[A block of data]

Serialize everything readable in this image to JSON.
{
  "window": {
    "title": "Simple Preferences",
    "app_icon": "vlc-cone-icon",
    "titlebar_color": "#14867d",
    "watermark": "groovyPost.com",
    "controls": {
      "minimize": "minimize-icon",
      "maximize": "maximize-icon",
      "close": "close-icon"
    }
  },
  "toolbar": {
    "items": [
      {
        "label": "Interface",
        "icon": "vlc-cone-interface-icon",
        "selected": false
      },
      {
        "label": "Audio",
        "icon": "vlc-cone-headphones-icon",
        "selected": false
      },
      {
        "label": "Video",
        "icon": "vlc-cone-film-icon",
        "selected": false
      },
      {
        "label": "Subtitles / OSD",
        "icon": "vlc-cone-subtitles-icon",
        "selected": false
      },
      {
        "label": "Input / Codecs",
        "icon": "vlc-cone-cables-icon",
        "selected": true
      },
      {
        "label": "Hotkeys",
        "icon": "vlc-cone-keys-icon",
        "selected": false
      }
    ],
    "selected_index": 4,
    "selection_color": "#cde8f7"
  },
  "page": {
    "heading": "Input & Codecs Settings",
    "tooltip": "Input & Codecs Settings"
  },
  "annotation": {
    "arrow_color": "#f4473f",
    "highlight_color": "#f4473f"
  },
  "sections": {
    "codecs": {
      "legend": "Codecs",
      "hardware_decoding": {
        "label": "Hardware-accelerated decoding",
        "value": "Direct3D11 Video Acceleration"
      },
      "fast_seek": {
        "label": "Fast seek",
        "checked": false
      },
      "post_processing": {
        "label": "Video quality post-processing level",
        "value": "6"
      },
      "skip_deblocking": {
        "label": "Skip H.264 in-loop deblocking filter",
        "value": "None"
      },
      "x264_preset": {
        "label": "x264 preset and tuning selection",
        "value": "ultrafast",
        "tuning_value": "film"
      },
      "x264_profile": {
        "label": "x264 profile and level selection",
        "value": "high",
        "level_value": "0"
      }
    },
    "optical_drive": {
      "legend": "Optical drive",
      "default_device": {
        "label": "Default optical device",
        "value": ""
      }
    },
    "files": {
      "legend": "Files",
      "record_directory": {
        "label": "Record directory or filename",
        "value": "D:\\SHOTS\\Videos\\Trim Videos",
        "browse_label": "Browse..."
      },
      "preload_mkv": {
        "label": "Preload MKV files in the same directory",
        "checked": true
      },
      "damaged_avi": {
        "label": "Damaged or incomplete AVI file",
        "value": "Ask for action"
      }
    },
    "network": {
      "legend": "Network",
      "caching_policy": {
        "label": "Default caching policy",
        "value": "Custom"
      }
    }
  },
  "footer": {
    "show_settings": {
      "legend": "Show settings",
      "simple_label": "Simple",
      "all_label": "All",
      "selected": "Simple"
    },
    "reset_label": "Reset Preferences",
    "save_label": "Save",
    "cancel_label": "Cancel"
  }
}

AIM
Extract the full listing above without altering anything.

TASK RESPONSE
Serialize everything readable in this image to JSON.
{
  "window": {
    "title": "Simple Preferences",
    "app_icon": "vlc-cone-icon",
    "titlebar_color": "#14867d",
    "watermark": "groovyPost.com",
    "controls": {
      "minimize": "minimize-icon",
      "maximize": "maximize-icon",
      "close": "close-icon"
    }
  },
  "toolbar": {
    "items": [
      {
        "label": "Interface",
        "icon": "vlc-cone-interface-icon",
        "selected": false
      },
      {
        "label": "Audio",
        "icon": "vlc-cone-headphones-icon",
        "selected": false
      },
      {
        "label": "Video",
        "icon": "vlc-cone-film-icon",
        "selected": false
      },
      {
        "label": "Subtitles / OSD",
        "icon": "vlc-cone-subtitles-icon",
        "selected": false
      },
      {
        "label": "Input / Codecs",
        "icon": "vlc-cone-cables-icon",
        "selected": true
      },
      {
        "label": "Hotkeys",
        "icon": "vlc-cone-keys-icon",
        "selected": false
      }
    ],
    "selected_index": 4,
    "selection_color": "#cde8f7"
  },
  "page": {
    "heading": "Input & Codecs Settings",
    "tooltip": "Input & Codecs Settings"
  },
  "annotation": {
    "arrow_color": "#f4473f",
    "highlight_color": "#f4473f"
  },
  "sections": {
    "codecs": {
      "legend": "Codecs",
      "hardware_decoding": {
        "label": "Hardware-accelerated decoding",
        "value": "Direct3D11 Video Acceleration"
      },
      "fast_seek": {
        "label": "Fast seek",
        "checked": false
      },
      "post_processing": {
        "label": "Video quality post-processing level",
        "value": "6"
      },
      "skip_deblocking": {
        "label": "Skip H.264 in-loop deblocking filter",
        "value": "None"
      },
      "x264_preset": {
        "label": "x264 preset and tuning selection",
        "value": "ultrafast",
        "tuning_value": "film"
      },
      "x264_profile": {
        "label": "x264 profile and level selection",
        "value": "high",
        "level_value": "0"
      }
    },
    "optical_drive": {
      "legend": "Optical drive",
      "default_device": {
        "label": "Default optical device",
        "value": ""
      }
    },
    "files": {
      "legend": "Files",
      "record_directory": {
        "label": "Record directory or filename",
        "value": "D:\\SHOTS\\Videos\\Trim Videos",
        "browse_label": "Browse..."
      },
      "preload_mkv": {
        "label": "Preload MKV files in the same directory",
        "checked": true
      },
      "damaged_avi": {
        "label": "Damaged or incomplete AVI file",
        "value": "Ask for action"
      }
    },
    "network": {
      "legend": "Network",
      "caching_policy": {
        "label": "Default caching policy",
        "value": "Custom"
      }
    }
  },
  "footer": {
    "show_settings": {
      "legend": "Show settings",
      "simple_label": "Simple",
      "all_label": "All",
      "selected": "Simple"
    },
    "reset_label": "Reset Preferences",
    "save_label": "Save",
    "cancel_label": "Cancel"
  }
}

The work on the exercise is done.